Nationalisme et nettoyage ethnique

Louis Balthazar
Le dossier est accablant pour les nationalistes serbes. Après la lecture du Nettoyage ethnique, il est difficile de ne pas croire que nous sommes en présence d'une force sauvage aussi redoutable et condamnable que celle qui animait jadis les Nazis: le nationalisme ethnique.

Jean-Jacques Rousseau est l'annonciateur du nationalisme moderne. Dans ses Considérations sur le gouvernement de Pologne, de 1772, il énonce un programme qui fera fortune au cours des siècles qui vont suivre:

«La vertu de ses citoyens, leur zèle patriotique, la forme particulière que des institutions nationales peuvent donner à leurs âmes, voilà le seul rempart toujours prêt à la défendre [la Pologne], et qu'aucune armée ne saurait forcer.»

«Ce sont les institutions nationales qui forment le génie, le caractère, les goûts et les moeurs d'un peuple, qui le font être lui et non pas un autre [...]» (chapitre 3).

Pour Rousseau et ses nombreux disciples, la nation doit devenir le lieu privilégié de l'appartenance, la voie par excellence de l'épanouissement et de l'élévation morale des citoyens. Mais comment définir la nation? Rousseau n'est pas très clair là-dessus et il faut bien dire qu'on ne l'a guère été davantage après lui. Il faut se rappeler cependant que dans l'oeuvre centrale du citoyen de Genève, Du Contrat social, la société politique, ou l'État, est définie en termes de liberté et d'adhésion volontaire aux termes du contrat. Cela est d'une importance capitale pour la suite de l'histoire. Car il devenait possible de définir l'appartenance à une nation, du moins à un État-nation, selon le libre choix.

La Révolution française allait puiser une bonne part de son inspiration dans la philosophie de Jean-Jacques Rousseau. Les conséquences n'ont pas toujours été heureuses. Le jacobinisme, en particulier, a donné lieu à la Terreur de 1793-1794 et, à plus long terme, à la consolidation du centralisme étatique déjà mis en oeuvre par Richelieu et Louis XIV, puis mené à terme par Napoléon. On a beaucoup écrit sur les méfaits de cet État jacobin, uniformisant et envahissant, reposant sur une conception de la nation homogène, une et indivisible.

» PROBLÈMES À RÉSOUDRE:
1) D'après le passage sur le nationalisme, en quelle année Rousseau a-t-il publié ses Considérations sur le gouvernement de Pologne ?
2) Prolongez, s'il vous plaît, le passage sur le nationalisme en reprenant après sa dernière phrase.
Les lignes qui suivent ne jouent aucun rôle ici.

Enregistrements d'annotation par coordonnées
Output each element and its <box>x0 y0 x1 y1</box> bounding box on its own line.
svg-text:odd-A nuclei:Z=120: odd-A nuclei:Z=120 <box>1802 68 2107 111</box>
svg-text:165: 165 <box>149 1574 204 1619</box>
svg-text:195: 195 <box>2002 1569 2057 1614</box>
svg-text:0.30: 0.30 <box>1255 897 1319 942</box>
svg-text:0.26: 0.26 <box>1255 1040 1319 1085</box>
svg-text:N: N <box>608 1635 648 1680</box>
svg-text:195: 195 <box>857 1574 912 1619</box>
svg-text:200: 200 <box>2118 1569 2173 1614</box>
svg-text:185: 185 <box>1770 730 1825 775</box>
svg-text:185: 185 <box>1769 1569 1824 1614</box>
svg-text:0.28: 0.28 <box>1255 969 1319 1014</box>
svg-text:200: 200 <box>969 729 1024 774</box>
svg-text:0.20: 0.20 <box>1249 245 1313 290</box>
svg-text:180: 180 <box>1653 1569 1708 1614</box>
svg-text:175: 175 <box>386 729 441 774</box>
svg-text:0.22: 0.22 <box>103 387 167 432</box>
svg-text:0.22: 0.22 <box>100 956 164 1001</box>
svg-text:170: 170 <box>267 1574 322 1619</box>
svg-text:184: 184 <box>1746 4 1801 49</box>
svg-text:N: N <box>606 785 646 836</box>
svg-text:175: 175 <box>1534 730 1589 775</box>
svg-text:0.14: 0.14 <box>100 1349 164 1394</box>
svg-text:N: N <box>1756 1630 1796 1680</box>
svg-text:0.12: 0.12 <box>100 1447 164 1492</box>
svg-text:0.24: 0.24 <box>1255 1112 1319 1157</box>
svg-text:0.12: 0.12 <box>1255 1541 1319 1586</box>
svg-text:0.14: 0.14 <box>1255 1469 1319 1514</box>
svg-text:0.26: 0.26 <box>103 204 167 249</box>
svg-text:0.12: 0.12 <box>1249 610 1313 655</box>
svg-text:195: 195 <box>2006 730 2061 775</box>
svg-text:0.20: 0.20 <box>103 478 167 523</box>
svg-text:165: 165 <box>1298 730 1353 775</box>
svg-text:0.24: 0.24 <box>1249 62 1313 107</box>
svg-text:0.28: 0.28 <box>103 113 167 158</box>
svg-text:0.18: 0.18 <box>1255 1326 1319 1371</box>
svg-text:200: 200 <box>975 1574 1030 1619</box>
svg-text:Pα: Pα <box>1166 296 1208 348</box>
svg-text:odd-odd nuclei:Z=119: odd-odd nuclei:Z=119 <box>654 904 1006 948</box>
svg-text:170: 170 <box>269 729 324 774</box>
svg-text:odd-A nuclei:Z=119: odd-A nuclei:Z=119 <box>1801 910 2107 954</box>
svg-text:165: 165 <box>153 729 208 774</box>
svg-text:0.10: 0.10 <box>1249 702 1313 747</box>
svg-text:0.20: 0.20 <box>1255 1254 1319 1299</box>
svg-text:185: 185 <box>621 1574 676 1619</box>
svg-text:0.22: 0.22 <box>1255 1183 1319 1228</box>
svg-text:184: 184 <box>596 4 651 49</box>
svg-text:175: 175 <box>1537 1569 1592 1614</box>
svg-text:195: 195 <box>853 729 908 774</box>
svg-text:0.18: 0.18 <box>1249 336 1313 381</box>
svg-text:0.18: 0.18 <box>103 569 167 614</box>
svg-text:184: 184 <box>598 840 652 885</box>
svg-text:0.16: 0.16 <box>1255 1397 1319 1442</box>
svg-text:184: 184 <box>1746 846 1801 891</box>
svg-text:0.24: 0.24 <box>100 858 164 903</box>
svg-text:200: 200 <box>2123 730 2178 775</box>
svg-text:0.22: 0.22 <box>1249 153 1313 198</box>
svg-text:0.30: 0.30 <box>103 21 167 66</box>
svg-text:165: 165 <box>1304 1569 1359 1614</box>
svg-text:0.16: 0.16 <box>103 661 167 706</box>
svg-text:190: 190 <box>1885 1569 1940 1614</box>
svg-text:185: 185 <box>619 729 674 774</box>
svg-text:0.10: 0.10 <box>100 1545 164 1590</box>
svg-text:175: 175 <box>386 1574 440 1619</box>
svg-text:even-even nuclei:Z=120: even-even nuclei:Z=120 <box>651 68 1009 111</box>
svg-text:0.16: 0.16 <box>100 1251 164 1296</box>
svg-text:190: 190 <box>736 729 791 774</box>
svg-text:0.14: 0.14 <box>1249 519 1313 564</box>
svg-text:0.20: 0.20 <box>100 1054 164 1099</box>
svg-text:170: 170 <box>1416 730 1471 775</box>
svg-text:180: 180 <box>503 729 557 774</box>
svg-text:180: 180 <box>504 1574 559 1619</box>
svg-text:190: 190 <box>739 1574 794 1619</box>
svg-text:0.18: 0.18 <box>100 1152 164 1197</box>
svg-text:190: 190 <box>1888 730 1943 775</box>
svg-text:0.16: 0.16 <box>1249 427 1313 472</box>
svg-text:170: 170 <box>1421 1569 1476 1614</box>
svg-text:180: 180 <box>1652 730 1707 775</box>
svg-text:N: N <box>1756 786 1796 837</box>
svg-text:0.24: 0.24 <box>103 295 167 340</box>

» RÉPONSES AUX EXERCICES:
1) En 1772.

2)
En revanche, la Révolution française nous a valu de nombreux bienfaits, entre autres, la conception du nationalisme volontaire. En vertu de cette tradition française, la nation n'est pas définie selon les origines ethniques mais selon la volonté (plus ou moins explicite) de ses commettants. La nation n'est pas conçue selon des données objectives, essentialistes ou «naturelles» mais selon le bon vouloir des citoyens. Il est bien vrai qu'on a eu souvent vite fait de supposer ce «bon vouloir». Mais on l'a tout de même opposé aux impératifs de la naissance et c'était là un grand progrès.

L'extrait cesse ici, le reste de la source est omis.